_Work required:_
Work out the number of lines containing "Hatta". Give that number alone.

_Records for the exercise:_
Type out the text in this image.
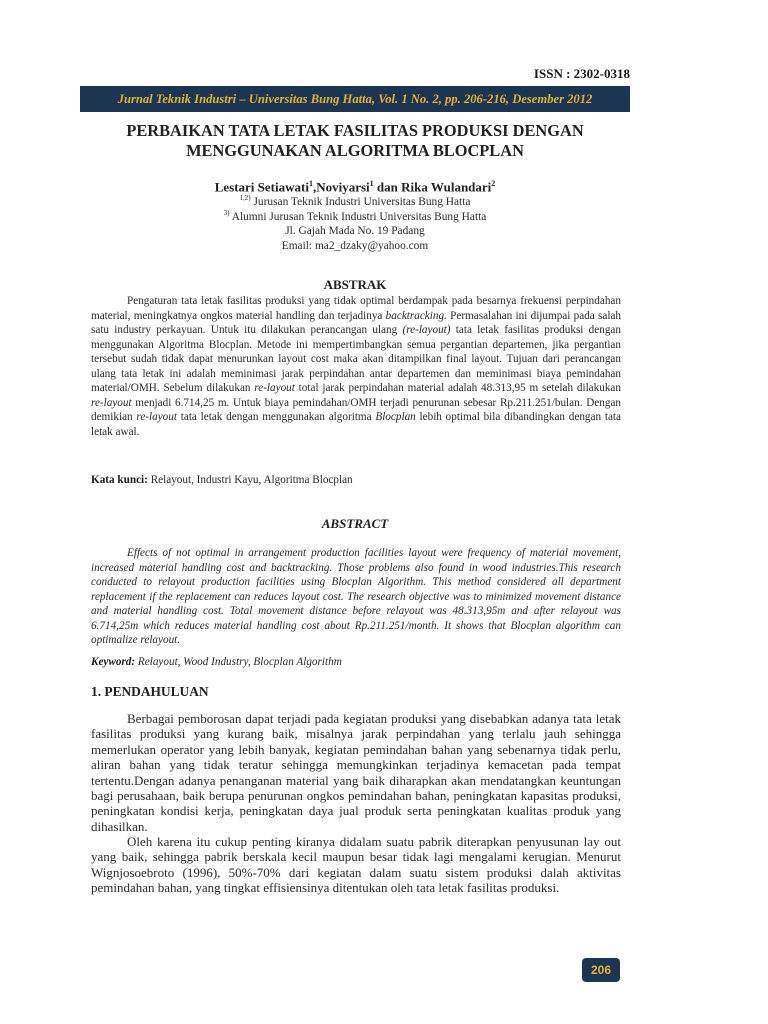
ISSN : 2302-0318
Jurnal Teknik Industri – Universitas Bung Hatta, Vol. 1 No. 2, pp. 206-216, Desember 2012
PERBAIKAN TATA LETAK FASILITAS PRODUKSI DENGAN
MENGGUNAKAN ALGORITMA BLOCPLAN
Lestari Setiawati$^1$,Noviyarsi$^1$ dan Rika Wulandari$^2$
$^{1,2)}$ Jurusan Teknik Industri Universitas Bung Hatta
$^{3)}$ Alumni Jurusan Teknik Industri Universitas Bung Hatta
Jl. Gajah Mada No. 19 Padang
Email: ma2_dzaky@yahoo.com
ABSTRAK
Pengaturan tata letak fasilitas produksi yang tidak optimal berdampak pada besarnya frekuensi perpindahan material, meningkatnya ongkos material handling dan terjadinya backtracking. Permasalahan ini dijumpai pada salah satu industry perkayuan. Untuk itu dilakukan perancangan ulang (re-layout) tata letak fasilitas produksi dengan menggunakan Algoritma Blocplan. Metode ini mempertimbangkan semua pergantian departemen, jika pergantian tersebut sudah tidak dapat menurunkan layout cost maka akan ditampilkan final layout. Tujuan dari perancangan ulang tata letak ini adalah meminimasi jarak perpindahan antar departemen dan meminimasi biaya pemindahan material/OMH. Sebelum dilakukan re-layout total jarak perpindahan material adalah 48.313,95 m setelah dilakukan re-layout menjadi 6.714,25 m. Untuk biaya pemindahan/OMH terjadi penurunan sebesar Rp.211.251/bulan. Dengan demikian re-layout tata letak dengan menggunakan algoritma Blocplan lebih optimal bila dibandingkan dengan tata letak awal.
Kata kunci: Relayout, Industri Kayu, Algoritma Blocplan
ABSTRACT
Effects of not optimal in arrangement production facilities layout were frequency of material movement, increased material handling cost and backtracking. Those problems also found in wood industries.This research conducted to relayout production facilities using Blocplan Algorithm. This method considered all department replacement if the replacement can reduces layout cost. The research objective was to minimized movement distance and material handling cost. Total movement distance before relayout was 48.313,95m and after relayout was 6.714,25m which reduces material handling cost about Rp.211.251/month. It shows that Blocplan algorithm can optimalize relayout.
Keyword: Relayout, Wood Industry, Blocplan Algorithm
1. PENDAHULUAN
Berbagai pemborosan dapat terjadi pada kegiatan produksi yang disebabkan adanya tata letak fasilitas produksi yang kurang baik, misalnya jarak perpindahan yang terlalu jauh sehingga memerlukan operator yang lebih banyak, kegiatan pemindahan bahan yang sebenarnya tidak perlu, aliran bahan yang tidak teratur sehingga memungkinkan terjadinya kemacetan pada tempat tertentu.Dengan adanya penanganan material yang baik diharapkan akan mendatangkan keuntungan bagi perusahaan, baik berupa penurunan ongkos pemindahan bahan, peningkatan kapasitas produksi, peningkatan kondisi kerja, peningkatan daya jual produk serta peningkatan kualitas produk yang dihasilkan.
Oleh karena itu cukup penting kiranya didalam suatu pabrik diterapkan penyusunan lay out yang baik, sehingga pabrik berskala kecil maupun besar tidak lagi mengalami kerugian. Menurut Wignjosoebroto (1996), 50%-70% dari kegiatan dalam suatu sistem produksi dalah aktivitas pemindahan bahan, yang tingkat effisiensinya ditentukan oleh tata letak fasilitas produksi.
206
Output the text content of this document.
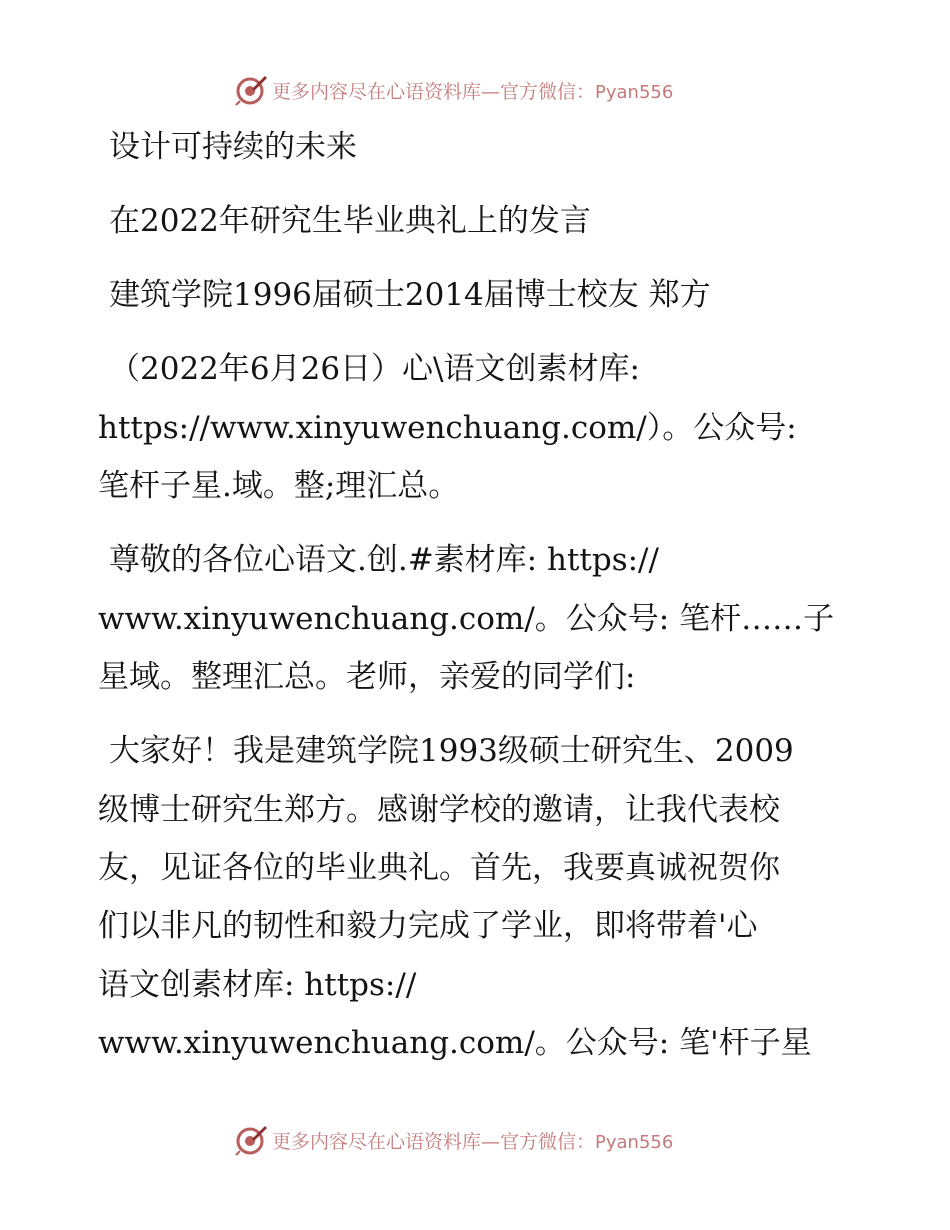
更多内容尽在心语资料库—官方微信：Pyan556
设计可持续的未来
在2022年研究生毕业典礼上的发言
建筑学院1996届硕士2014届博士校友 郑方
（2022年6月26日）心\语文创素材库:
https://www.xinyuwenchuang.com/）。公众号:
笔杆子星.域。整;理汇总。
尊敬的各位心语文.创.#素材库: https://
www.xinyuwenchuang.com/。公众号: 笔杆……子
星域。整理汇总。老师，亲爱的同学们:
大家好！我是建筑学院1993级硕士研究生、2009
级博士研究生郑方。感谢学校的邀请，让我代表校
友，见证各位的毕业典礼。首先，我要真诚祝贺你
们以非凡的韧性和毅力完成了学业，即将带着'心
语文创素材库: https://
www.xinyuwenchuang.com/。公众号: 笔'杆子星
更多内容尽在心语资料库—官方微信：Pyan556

==

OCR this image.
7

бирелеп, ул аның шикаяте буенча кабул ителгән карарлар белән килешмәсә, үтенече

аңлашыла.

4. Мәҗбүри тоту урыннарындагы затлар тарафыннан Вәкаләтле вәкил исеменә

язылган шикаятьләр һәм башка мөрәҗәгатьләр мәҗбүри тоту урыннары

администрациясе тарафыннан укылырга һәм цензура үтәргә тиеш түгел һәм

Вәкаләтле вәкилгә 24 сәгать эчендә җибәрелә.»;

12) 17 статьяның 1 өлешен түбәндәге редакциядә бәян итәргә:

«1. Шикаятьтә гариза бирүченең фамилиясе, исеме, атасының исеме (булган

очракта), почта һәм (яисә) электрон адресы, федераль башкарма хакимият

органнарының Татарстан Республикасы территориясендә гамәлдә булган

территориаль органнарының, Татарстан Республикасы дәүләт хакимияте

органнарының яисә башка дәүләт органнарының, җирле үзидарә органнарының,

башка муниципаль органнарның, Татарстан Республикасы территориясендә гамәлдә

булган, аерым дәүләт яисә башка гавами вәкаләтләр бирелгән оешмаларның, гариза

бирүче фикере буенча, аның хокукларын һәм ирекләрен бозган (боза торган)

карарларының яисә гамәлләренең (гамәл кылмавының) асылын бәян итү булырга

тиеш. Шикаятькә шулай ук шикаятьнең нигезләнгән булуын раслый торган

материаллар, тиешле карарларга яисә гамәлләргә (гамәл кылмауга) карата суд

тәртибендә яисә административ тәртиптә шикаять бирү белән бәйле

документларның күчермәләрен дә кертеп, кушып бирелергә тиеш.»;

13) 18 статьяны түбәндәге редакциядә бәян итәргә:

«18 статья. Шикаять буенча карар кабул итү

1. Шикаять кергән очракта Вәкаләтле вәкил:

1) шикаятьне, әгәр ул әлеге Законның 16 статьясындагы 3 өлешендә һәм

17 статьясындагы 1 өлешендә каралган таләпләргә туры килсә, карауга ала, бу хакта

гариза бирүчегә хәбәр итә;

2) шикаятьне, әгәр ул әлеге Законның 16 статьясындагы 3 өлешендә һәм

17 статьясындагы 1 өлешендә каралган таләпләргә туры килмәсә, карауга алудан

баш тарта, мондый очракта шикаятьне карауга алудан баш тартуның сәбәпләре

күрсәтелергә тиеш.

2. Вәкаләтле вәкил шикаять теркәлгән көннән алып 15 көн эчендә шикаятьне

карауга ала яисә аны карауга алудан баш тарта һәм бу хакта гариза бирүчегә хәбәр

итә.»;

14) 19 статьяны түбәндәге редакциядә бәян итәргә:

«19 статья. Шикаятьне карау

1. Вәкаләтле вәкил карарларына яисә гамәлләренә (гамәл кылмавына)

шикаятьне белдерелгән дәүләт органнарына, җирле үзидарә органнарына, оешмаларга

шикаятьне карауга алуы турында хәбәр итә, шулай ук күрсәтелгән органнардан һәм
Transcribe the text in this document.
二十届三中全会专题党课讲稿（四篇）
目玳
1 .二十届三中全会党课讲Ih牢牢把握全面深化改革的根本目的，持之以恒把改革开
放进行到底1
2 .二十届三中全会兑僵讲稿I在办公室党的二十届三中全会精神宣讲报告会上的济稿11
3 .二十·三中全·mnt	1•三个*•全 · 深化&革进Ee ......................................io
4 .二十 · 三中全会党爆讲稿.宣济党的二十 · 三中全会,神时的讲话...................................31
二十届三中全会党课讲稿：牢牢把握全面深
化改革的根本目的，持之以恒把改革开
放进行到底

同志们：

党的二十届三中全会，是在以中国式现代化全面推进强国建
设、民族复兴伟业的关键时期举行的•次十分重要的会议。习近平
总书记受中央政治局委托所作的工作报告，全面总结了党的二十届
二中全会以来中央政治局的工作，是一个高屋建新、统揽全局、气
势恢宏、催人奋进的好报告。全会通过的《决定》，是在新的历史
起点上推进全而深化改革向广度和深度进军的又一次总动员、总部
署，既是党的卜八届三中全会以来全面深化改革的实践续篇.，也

_Result of this task:_
3